* Listed entries:
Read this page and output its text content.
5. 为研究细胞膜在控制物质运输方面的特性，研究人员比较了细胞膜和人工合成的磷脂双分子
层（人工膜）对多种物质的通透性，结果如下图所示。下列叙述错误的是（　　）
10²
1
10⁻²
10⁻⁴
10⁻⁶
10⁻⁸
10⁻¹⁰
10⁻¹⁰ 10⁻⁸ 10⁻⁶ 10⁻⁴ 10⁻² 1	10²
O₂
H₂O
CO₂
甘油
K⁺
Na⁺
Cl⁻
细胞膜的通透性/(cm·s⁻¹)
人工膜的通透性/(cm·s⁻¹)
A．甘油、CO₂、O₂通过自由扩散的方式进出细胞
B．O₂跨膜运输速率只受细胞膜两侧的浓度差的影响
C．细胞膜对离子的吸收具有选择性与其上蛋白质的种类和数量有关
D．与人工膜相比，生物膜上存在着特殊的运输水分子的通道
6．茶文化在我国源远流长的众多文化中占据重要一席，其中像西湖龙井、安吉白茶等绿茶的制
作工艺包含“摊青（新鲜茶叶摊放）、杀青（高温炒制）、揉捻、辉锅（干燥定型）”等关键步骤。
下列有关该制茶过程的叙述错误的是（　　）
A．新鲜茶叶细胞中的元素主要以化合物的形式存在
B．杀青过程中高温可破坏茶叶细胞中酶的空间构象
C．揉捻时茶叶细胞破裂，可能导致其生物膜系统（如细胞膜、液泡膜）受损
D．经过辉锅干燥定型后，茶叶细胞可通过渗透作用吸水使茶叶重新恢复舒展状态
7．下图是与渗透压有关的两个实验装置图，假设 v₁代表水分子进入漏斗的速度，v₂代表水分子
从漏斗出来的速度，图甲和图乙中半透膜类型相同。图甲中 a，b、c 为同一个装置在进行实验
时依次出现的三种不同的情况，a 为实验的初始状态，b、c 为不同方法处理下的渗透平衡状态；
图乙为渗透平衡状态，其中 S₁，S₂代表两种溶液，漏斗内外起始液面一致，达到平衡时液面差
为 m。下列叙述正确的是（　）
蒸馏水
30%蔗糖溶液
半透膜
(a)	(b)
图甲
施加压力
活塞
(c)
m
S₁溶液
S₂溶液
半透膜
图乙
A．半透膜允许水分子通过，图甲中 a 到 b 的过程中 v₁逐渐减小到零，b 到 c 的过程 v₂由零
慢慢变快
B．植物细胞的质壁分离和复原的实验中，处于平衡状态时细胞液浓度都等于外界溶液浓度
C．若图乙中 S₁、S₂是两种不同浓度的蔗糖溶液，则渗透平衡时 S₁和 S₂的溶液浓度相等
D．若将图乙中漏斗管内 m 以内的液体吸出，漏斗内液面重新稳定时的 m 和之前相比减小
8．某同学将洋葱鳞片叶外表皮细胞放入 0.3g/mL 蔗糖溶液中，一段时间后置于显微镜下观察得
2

* Short task: Write the data back out verbatim.

* Expected output:
Read this page and output its text content.
5. 为研究细胞膜在控制物质运输方面的特性，研究人员比较了细胞膜和人工合成的磷脂双分子
层（人工膜）对多种物质的通透性，结果如下图所示。下列叙述错误的是（　　）
10²
1
10⁻²
10⁻⁴
10⁻⁶
10⁻⁸
10⁻¹⁰
10⁻¹⁰ 10⁻⁸ 10⁻⁶ 10⁻⁴ 10⁻² 1	10²
O₂
H₂O
CO₂
甘油
K⁺
Na⁺
Cl⁻
细胞膜的通透性/(cm·s⁻¹)
人工膜的通透性/(cm·s⁻¹)
A．甘油、CO₂、O₂通过自由扩散的方式进出细胞
B．O₂跨膜运输速率只受细胞膜两侧的浓度差的影响
C．细胞膜对离子的吸收具有选择性与其上蛋白质的种类和数量有关
D．与人工膜相比，生物膜上存在着特殊的运输水分子的通道
6．茶文化在我国源远流长的众多文化中占据重要一席，其中像西湖龙井、安吉白茶等绿茶的制
作工艺包含“摊青（新鲜茶叶摊放）、杀青（高温炒制）、揉捻、辉锅（干燥定型）”等关键步骤。
下列有关该制茶过程的叙述错误的是（　　）
A．新鲜茶叶细胞中的元素主要以化合物的形式存在
B．杀青过程中高温可破坏茶叶细胞中酶的空间构象
C．揉捻时茶叶细胞破裂，可能导致其生物膜系统（如细胞膜、液泡膜）受损
D．经过辉锅干燥定型后，茶叶细胞可通过渗透作用吸水使茶叶重新恢复舒展状态
7．下图是与渗透压有关的两个实验装置图，假设 v₁代表水分子进入漏斗的速度，v₂代表水分子
从漏斗出来的速度，图甲和图乙中半透膜类型相同。图甲中 a，b、c 为同一个装置在进行实验
时依次出现的三种不同的情况，a 为实验的初始状态，b、c 为不同方法处理下的渗透平衡状态；
图乙为渗透平衡状态，其中 S₁，S₂代表两种溶液，漏斗内外起始液面一致，达到平衡时液面差
为 m。下列叙述正确的是（　）
蒸馏水
30%蔗糖溶液
半透膜
(a)	(b)
图甲
施加压力
活塞
(c)
m
S₁溶液
S₂溶液
半透膜
图乙
A．半透膜允许水分子通过，图甲中 a 到 b 的过程中 v₁逐渐减小到零，b 到 c 的过程 v₂由零
慢慢变快
B．植物细胞的质壁分离和复原的实验中，处于平衡状态时细胞液浓度都等于外界溶液浓度
C．若图乙中 S₁、S₂是两种不同浓度的蔗糖溶液，则渗透平衡时 S₁和 S₂的溶液浓度相等
D．若将图乙中漏斗管内 m 以内的液体吸出，漏斗内液面重新稳定时的 m 和之前相比减小
8．某同学将洋葱鳞片叶外表皮细胞放入 0.3g/mL 蔗糖溶液中，一段时间后置于显微镜下观察得
2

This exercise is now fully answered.